*What you should do*.
Starting with the line that contains "Read out every word on this page.", copy every line through the end of the data below, exactly and with nothing added.

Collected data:
■ ■ ■ ■ ■

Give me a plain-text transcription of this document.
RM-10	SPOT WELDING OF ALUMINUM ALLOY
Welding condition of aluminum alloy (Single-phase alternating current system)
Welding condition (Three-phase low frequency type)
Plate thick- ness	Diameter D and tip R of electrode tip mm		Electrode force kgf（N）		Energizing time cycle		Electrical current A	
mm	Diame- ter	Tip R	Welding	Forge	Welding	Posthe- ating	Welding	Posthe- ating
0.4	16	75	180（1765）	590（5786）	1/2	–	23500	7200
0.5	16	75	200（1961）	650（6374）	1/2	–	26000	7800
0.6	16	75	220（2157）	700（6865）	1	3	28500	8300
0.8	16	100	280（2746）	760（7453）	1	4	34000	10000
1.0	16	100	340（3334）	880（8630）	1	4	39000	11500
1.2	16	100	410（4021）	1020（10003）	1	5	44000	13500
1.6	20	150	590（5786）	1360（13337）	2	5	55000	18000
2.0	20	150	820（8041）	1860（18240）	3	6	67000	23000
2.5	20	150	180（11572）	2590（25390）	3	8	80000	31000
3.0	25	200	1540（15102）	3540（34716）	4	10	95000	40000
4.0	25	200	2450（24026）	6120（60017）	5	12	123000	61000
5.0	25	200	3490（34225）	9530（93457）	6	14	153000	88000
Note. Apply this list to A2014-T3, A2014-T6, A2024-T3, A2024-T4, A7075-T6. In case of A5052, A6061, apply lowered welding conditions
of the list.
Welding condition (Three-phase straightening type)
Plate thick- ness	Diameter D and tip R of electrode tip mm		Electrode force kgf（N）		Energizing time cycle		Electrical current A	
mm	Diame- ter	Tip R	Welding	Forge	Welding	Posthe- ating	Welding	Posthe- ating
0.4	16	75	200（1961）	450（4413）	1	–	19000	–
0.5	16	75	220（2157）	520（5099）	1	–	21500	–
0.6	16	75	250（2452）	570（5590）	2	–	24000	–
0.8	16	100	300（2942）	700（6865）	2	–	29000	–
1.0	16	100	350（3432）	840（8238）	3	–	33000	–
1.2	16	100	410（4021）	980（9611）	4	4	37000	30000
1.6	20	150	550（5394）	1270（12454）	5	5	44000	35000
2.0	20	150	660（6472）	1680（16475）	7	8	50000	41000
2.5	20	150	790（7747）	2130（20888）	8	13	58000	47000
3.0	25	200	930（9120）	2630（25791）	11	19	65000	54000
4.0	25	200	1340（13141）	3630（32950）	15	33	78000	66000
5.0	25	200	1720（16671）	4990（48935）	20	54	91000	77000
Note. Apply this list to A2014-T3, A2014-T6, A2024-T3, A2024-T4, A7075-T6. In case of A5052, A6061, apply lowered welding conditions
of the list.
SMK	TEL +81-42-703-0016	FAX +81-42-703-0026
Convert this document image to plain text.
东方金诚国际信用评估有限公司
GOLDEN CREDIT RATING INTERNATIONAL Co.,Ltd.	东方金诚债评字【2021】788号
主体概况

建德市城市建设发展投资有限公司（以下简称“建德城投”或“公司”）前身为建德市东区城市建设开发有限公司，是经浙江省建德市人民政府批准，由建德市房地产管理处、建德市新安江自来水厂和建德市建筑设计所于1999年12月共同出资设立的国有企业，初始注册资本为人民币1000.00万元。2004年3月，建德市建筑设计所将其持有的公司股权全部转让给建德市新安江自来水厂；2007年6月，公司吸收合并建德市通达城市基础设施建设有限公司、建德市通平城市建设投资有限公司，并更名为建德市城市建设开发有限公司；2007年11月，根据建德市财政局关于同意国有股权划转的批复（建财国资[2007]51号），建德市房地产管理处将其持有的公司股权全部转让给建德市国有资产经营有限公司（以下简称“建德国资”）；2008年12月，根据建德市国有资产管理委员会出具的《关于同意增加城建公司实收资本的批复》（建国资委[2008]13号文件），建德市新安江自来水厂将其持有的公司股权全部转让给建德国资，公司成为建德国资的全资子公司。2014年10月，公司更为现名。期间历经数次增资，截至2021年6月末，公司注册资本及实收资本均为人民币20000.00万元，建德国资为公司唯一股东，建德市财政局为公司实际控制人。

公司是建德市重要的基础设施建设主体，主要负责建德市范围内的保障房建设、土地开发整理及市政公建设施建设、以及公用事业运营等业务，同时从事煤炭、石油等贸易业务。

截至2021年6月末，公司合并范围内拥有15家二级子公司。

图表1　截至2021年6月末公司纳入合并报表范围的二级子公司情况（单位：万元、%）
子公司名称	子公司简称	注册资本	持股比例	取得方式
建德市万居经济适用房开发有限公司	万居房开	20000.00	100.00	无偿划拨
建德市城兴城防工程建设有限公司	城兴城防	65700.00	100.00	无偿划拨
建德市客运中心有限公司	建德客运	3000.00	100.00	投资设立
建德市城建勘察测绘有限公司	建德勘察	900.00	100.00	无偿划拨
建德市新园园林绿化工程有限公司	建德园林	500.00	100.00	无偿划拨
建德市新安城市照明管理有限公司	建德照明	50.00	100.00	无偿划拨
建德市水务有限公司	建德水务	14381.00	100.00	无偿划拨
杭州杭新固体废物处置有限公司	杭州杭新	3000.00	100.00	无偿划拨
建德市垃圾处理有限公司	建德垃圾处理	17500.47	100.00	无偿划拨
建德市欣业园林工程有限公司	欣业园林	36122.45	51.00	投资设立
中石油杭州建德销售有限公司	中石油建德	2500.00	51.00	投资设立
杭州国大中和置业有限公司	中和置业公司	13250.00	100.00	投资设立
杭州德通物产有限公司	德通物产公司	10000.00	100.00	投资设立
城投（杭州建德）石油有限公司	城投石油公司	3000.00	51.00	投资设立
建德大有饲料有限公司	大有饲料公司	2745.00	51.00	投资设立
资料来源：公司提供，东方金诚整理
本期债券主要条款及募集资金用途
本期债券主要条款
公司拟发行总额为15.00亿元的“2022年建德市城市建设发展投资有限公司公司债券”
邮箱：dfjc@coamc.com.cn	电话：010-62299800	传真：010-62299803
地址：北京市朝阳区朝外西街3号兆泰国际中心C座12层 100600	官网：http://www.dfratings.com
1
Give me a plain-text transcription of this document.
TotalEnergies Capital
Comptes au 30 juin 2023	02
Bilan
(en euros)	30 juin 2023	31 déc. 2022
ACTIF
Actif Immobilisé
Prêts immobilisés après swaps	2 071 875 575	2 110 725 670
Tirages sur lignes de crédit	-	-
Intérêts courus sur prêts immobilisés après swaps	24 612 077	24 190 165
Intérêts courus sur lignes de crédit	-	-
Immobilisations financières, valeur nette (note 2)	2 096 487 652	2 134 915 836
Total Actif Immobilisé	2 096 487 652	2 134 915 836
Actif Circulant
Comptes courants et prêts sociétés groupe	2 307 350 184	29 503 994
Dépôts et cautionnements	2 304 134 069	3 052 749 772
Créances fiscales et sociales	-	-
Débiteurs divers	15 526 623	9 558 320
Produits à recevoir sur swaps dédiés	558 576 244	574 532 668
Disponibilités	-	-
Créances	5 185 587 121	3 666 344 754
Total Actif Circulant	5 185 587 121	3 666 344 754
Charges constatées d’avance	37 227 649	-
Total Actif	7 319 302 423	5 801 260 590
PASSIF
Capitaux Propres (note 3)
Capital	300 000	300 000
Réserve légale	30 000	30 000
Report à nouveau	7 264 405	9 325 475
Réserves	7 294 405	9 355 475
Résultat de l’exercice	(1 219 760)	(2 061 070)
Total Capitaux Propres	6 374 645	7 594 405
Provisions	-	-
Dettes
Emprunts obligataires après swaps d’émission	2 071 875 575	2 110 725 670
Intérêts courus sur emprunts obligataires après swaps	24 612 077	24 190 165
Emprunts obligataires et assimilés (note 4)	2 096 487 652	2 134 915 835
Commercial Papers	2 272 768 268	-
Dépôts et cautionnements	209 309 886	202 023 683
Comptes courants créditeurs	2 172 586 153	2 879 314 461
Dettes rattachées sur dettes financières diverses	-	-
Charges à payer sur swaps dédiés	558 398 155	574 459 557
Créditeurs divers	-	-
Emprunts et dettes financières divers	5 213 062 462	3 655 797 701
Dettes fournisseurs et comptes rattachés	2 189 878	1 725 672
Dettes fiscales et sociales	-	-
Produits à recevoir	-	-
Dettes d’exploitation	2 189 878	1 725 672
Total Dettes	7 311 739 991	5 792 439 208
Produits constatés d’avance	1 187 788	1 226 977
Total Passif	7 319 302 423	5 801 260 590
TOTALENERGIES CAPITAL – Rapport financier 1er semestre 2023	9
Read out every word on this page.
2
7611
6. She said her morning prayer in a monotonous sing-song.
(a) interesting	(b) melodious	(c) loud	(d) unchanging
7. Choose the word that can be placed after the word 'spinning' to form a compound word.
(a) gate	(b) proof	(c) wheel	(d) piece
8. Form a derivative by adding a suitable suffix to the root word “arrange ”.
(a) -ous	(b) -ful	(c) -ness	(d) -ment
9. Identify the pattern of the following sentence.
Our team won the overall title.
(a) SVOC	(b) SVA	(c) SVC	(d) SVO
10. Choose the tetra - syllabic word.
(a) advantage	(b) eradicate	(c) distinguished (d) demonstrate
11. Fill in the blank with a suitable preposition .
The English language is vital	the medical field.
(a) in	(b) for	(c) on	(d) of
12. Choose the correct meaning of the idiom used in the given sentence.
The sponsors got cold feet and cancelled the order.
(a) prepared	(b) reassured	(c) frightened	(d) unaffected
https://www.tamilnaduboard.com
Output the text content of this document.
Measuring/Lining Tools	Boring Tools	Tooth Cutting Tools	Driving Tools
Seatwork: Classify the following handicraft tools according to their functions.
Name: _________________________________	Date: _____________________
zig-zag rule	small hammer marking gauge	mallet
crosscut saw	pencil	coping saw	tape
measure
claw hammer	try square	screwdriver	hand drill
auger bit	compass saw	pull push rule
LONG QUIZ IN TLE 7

■ ■ ■ ■ ■

*Exercise solution*.
Read out every word on this page.
2
7611
6. She said her morning prayer in a monotonous sing-song.
(a) interesting	(b) melodious	(c) loud	(d) unchanging
7. Choose the word that can be placed after the word 'spinning' to form a compound word.
(a) gate	(b) proof	(c) wheel	(d) piece
8. Form a derivative by adding a suitable suffix to the root word “arrange ”.
(a) -ous	(b) -ful	(c) -ness	(d) -ment
9. Identify the pattern of the following sentence.
Our team won the overall title.
(a) SVOC	(b) SVA	(c) SVC	(d) SVO
10. Choose the tetra - syllabic word.
(a) advantage	(b) eradicate	(c) distinguished (d) demonstrate
11. Fill in the blank with a suitable preposition .
The English language is vital	the medical field.
(a) in	(b) for	(c) on	(d) of
12. Choose the correct meaning of the idiom used in the given sentence.
The sponsors got cold feet and cancelled the order.
(a) prepared	(b) reassured	(c) frightened	(d) unaffected
https://www.tamilnaduboard.com
Output the text content of this document.
Measuring/Lining Tools	Boring Tools	Tooth Cutting Tools	Driving Tools
Seatwork: Classify the following handicraft tools according to their functions.
Name: _________________________________	Date: _____________________
zig-zag rule	small hammer marking gauge	mallet
crosscut saw	pencil	coping saw	tape
measure
claw hammer	try square	screwdriver	hand drill
auger bit	compass saw	pull push rule
LONG QUIZ IN TLE 7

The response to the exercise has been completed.